Directive.
Your task is to copy the material exactly.

-- START OF Extracted data --

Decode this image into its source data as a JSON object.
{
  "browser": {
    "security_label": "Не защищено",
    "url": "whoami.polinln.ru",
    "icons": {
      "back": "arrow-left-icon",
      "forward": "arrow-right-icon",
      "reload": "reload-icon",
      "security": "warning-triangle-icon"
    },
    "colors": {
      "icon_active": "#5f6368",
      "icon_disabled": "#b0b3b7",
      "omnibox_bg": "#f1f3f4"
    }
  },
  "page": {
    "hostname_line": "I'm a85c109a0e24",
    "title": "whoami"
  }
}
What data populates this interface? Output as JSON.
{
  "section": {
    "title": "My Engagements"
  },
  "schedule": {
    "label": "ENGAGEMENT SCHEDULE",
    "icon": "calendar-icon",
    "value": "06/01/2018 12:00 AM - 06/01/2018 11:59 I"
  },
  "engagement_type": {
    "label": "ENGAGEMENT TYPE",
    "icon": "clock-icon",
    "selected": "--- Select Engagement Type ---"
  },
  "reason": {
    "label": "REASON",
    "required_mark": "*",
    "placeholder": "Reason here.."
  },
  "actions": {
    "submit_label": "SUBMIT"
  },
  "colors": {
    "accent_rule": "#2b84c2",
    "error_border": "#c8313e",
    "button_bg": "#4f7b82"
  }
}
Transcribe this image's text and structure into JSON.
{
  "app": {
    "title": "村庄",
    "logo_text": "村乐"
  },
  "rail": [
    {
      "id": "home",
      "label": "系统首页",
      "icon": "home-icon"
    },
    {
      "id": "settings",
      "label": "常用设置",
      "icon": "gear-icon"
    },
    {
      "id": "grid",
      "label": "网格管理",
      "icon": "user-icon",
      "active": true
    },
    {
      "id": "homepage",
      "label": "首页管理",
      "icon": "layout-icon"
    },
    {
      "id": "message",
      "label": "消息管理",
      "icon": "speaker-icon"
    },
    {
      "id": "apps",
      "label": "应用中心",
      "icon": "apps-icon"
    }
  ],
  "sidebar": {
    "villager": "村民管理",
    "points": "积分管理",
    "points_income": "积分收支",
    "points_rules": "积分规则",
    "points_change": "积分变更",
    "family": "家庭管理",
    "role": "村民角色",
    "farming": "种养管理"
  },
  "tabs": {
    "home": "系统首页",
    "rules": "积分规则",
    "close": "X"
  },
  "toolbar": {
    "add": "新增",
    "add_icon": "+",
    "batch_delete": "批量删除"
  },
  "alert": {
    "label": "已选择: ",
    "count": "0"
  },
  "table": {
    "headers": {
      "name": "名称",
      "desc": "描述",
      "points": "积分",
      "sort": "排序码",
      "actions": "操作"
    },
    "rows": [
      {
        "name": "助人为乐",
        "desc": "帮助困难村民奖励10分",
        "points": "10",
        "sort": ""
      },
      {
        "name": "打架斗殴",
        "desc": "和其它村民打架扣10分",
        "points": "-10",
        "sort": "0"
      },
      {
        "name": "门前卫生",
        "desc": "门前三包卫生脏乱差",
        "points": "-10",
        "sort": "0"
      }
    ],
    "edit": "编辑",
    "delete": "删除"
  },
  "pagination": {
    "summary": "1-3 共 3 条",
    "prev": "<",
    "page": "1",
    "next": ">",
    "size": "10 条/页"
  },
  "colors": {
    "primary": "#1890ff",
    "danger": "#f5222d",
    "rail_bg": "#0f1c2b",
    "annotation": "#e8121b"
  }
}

-- END OF Extracted data --

Answer for the task.
Decode this image into its source data as a JSON object.
{
  "browser": {
    "security_label": "Не защищено",
    "url": "whoami.polinln.ru",
    "icons": {
      "back": "arrow-left-icon",
      "forward": "arrow-right-icon",
      "reload": "reload-icon",
      "security": "warning-triangle-icon"
    },
    "colors": {
      "icon_active": "#5f6368",
      "icon_disabled": "#b0b3b7",
      "omnibox_bg": "#f1f3f4"
    }
  },
  "page": {
    "hostname_line": "I'm a85c109a0e24",
    "title": "whoami"
  }
}
What data populates this interface? Output as JSON.
{
  "section": {
    "title": "My Engagements"
  },
  "schedule": {
    "label": "ENGAGEMENT SCHEDULE",
    "icon": "calendar-icon",
    "value": "06/01/2018 12:00 AM - 06/01/2018 11:59 I"
  },
  "engagement_type": {
    "label": "ENGAGEMENT TYPE",
    "icon": "clock-icon",
    "selected": "--- Select Engagement Type ---"
  },
  "reason": {
    "label": "REASON",
    "required_mark": "*",
    "placeholder": "Reason here.."
  },
  "actions": {
    "submit_label": "SUBMIT"
  },
  "colors": {
    "accent_rule": "#2b84c2",
    "error_border": "#c8313e",
    "button_bg": "#4f7b82"
  }
}
Transcribe this image's text and structure into JSON.
{
  "app": {
    "title": "村庄",
    "logo_text": "村乐"
  },
  "rail": [
    {
      "id": "home",
      "label": "系统首页",
      "icon": "home-icon"
    },
    {
      "id": "settings",
      "label": "常用设置",
      "icon": "gear-icon"
    },
    {
      "id": "grid",
      "label": "网格管理",
      "icon": "user-icon",
      "active": true
    },
    {
      "id": "homepage",
      "label": "首页管理",
      "icon": "layout-icon"
    },
    {
      "id": "message",
      "label": "消息管理",
      "icon": "speaker-icon"
    },
    {
      "id": "apps",
      "label": "应用中心",
      "icon": "apps-icon"
    }
  ],
  "sidebar": {
    "villager": "村民管理",
    "points": "积分管理",
    "points_income": "积分收支",
    "points_rules": "积分规则",
    "points_change": "积分变更",
    "family": "家庭管理",
    "role": "村民角色",
    "farming": "种养管理"
  },
  "tabs": {
    "home": "系统首页",
    "rules": "积分规则",
    "close": "X"
  },
  "toolbar": {
    "add": "新增",
    "add_icon": "+",
    "batch_delete": "批量删除"
  },
  "alert": {
    "label": "已选择: ",
    "count": "0"
  },
  "table": {
    "headers": {
      "name": "名称",
      "desc": "描述",
      "points": "积分",
      "sort": "排序码",
      "actions": "操作"
    },
    "rows": [
      {
        "name": "助人为乐",
        "desc": "帮助困难村民奖励10分",
        "points": "10",
        "sort": ""
      },
      {
        "name": "打架斗殴",
        "desc": "和其它村民打架扣10分",
        "points": "-10",
        "sort": "0"
      },
      {
        "name": "门前卫生",
        "desc": "门前三包卫生脏乱差",
        "points": "-10",
        "sort": "0"
      }
    ],
    "edit": "编辑",
    "delete": "删除"
  },
  "pagination": {
    "summary": "1-3 共 3 条",
    "prev": "<",
    "page": "1",
    "next": ">",
    "size": "10 条/页"
  },
  "colors": {
    "primary": "#1890ff",
    "danger": "#f5222d",
    "rail_bg": "#0f1c2b",
    "annotation": "#e8121b"
  }
}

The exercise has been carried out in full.